* [Extracted records]
'''

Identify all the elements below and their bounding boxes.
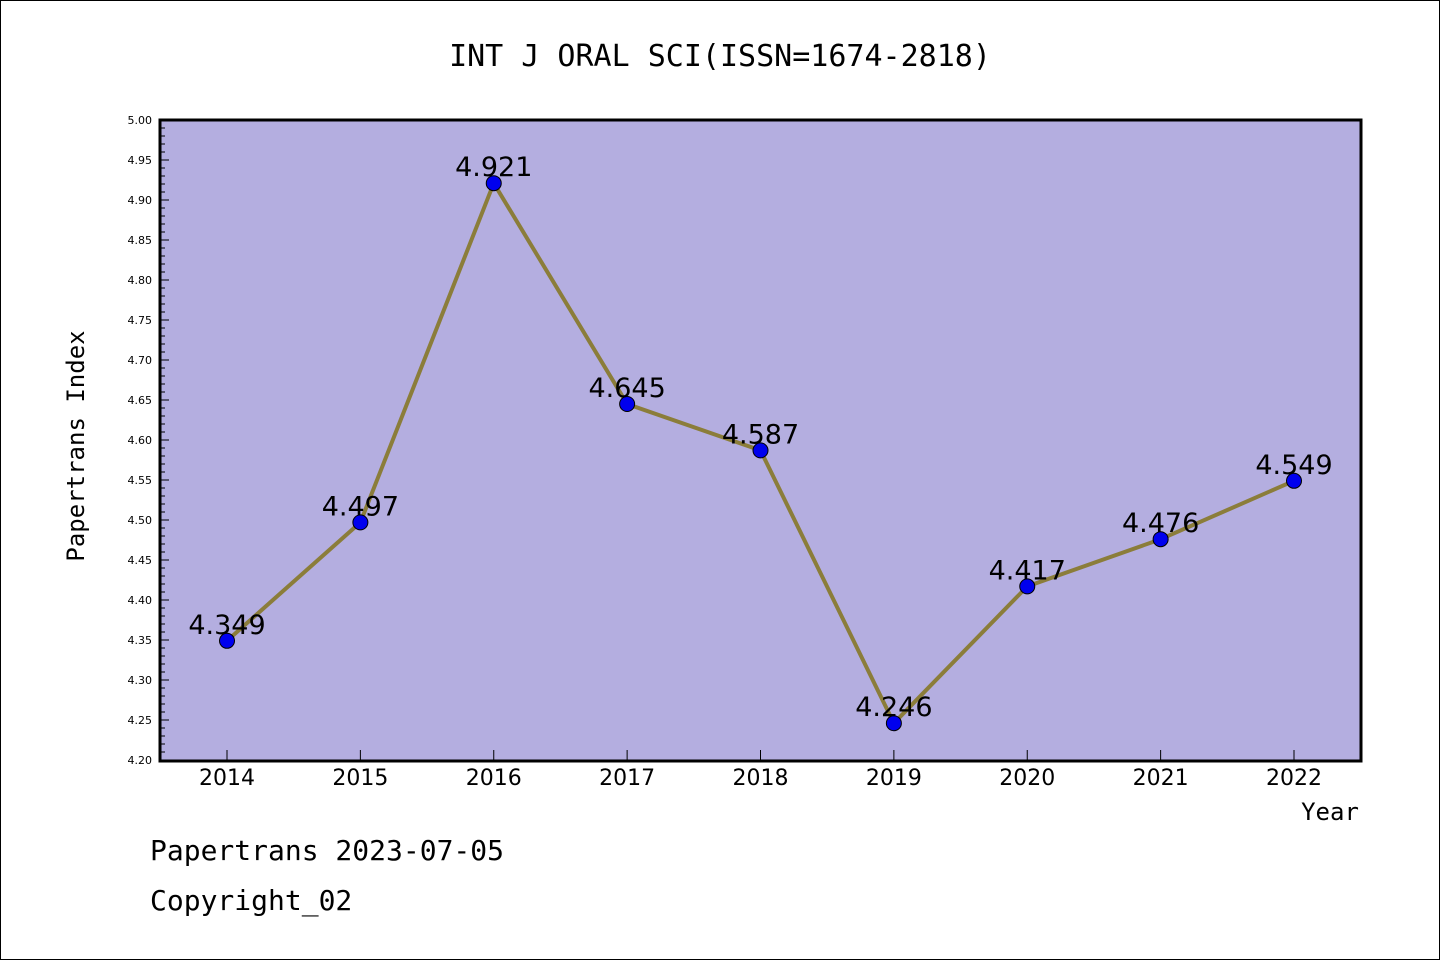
footer-date: Papertrans 2023-07-05	[150, 834, 505, 867]
y-tick-label: 4.45	[128, 554, 153, 567]
data-point	[619, 396, 636, 412]
data-label: 4.349	[188, 610, 265, 641]
data-point	[219, 632, 235, 649]
x-tick-label: 2016	[466, 766, 522, 791]
footer-copyright: Copyright_02	[150, 884, 353, 917]
data-label: 4.645	[588, 373, 665, 404]
y-tick-label: 4.75	[128, 314, 153, 327]
y-tick-label: 4.95	[128, 154, 153, 167]
data-label: 4.417	[989, 555, 1066, 586]
x-tick-label: 2021	[1133, 766, 1189, 791]
data-label: 4.921	[455, 152, 532, 183]
y-tick-label: 4.50	[128, 514, 153, 527]
y-tick-label: 4.60	[128, 434, 153, 447]
y-tick-label: 4.85	[128, 234, 153, 247]
x-tick-label: 2015	[332, 766, 388, 791]
y-tick-label: 5.00	[128, 114, 153, 127]
data-point	[1152, 531, 1169, 548]
data-point	[352, 514, 369, 531]
x-axis-title: Year	[1301, 798, 1359, 826]
y-tick-label: 4.80	[128, 274, 153, 287]
data-label: 4.497	[322, 491, 399, 522]
chart-title: INT J ORAL SCI(ISSN=1674-2818)	[449, 39, 991, 74]
y-tick-label: 4.20	[128, 754, 153, 767]
x-tick-label: 2020	[999, 766, 1055, 791]
data-label: 4.587	[722, 419, 799, 450]
y-tick-label: 4.55	[128, 474, 153, 487]
y-tick-label: 4.70	[128, 354, 153, 367]
y-tick-label: 4.65	[128, 394, 153, 407]
data-label: 4.476	[1122, 508, 1199, 539]
data-point	[1286, 472, 1302, 489]
y-tick-label: 4.90	[128, 194, 153, 207]
y-tick-label: 4.40	[128, 594, 153, 607]
y-tick-label: 4.25	[128, 714, 153, 727]
x-tick-label: 2018	[733, 766, 789, 791]
x-tick-label: 2014	[199, 766, 255, 791]
y-tick-label: 4.30	[128, 674, 153, 687]
data-point	[752, 442, 769, 459]
data-label: 4.246	[855, 692, 932, 723]
plot-border	[158, 118, 1363, 763]
x-tick-label: 2017	[599, 766, 655, 791]
data-point	[485, 175, 502, 192]
x-tick-label: 2022	[1266, 766, 1322, 791]
data-point	[885, 715, 902, 732]
y-axis-title: Papertrans Index	[62, 330, 90, 561]
plot-area	[160, 120, 1361, 761]
data-label: 4.549	[1255, 450, 1332, 481]
y-tick-label: 4.35	[128, 634, 153, 647]
x-tick-label: 2019	[866, 766, 922, 791]
data-point	[1019, 578, 1036, 595]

'''

* [Task statement] Rewrite the listing above with "data-point" replaced by "marker" everywhere and nothing else changed. Leave the picture out.

* [Correct answer]
Identify all the elements below and their bounding boxes.
footer-date: Papertrans 2023-07-05	[150, 834, 505, 867]
y-tick-label: 4.45	[128, 554, 153, 567]
marker	[619, 396, 636, 412]
data-label: 4.349	[188, 610, 265, 641]
marker	[219, 632, 235, 649]
x-tick-label: 2016	[466, 766, 522, 791]
footer-copyright: Copyright_02	[150, 884, 353, 917]
data-label: 4.645	[588, 373, 665, 404]
y-tick-label: 4.75	[128, 314, 153, 327]
y-tick-label: 4.95	[128, 154, 153, 167]
data-label: 4.417	[989, 555, 1066, 586]
x-tick-label: 2021	[1133, 766, 1189, 791]
data-label: 4.921	[455, 152, 532, 183]
y-tick-label: 4.50	[128, 514, 153, 527]
y-tick-label: 4.60	[128, 434, 153, 447]
y-tick-label: 4.85	[128, 234, 153, 247]
x-tick-label: 2015	[332, 766, 388, 791]
y-tick-label: 5.00	[128, 114, 153, 127]
marker	[1152, 531, 1169, 548]
marker	[352, 514, 369, 531]
x-axis-title: Year	[1301, 798, 1359, 826]
y-tick-label: 4.80	[128, 274, 153, 287]
data-label: 4.497	[322, 491, 399, 522]
chart-title: INT J ORAL SCI(ISSN=1674-2818)	[449, 39, 991, 74]
y-tick-label: 4.20	[128, 754, 153, 767]
x-tick-label: 2020	[999, 766, 1055, 791]
data-label: 4.587	[722, 419, 799, 450]
y-tick-label: 4.55	[128, 474, 153, 487]
y-tick-label: 4.70	[128, 354, 153, 367]
y-tick-label: 4.65	[128, 394, 153, 407]
data-label: 4.476	[1122, 508, 1199, 539]
marker	[1286, 472, 1302, 489]
y-tick-label: 4.90	[128, 194, 153, 207]
y-tick-label: 4.40	[128, 594, 153, 607]
y-tick-label: 4.25	[128, 714, 153, 727]
x-tick-label: 2018	[733, 766, 789, 791]
x-tick-label: 2014	[199, 766, 255, 791]
y-tick-label: 4.30	[128, 674, 153, 687]
marker	[752, 442, 769, 459]
data-label: 4.246	[855, 692, 932, 723]
plot-border	[158, 118, 1363, 763]
x-tick-label: 2017	[599, 766, 655, 791]
marker	[485, 175, 502, 192]
x-tick-label: 2022	[1266, 766, 1322, 791]
marker	[885, 715, 902, 732]
y-axis-title: Papertrans Index	[62, 330, 90, 561]
plot-area	[160, 120, 1361, 761]
data-label: 4.549	[1255, 450, 1332, 481]
y-tick-label: 4.35	[128, 634, 153, 647]
x-tick-label: 2019	[866, 766, 922, 791]
marker	[1019, 578, 1036, 595]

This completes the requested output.